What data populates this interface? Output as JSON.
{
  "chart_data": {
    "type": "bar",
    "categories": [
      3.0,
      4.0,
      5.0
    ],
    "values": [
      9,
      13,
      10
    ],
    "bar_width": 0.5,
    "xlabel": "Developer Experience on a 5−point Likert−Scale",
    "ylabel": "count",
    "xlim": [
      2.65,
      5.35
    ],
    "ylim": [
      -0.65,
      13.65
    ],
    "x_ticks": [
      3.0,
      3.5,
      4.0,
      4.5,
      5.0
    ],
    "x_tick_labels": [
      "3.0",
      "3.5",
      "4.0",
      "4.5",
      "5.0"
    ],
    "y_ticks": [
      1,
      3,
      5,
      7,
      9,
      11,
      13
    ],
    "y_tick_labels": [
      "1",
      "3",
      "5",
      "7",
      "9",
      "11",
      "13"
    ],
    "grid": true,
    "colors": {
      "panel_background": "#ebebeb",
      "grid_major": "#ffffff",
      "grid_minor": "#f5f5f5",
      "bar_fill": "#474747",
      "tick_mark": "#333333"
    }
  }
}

· · · ·

What the exercise asks:
Quote each line above in full, word for word.

Expected output:
What data populates this interface? Output as JSON.
{
  "chart_data": {
    "type": "bar",
    "categories": [
      3.0,
      4.0,
      5.0
    ],
    "values": [
      9,
      13,
      10
    ],
    "bar_width": 0.5,
    "xlabel": "Developer Experience on a 5−point Likert−Scale",
    "ylabel": "count",
    "xlim": [
      2.65,
      5.35
    ],
    "ylim": [
      -0.65,
      13.65
    ],
    "x_ticks": [
      3.0,
      3.5,
      4.0,
      4.5,
      5.0
    ],
    "x_tick_labels": [
      "3.0",
      "3.5",
      "4.0",
      "4.5",
      "5.0"
    ],
    "y_ticks": [
      1,
      3,
      5,
      7,
      9,
      11,
      13
    ],
    "y_tick_labels": [
      "1",
      "3",
      "5",
      "7",
      "9",
      "11",
      "13"
    ],
    "grid": true,
    "colors": {
      "panel_background": "#ebebeb",
      "grid_major": "#ffffff",
      "grid_minor": "#f5f5f5",
      "bar_fill": "#474747",
      "tick_mark": "#333333"
    }
  }
}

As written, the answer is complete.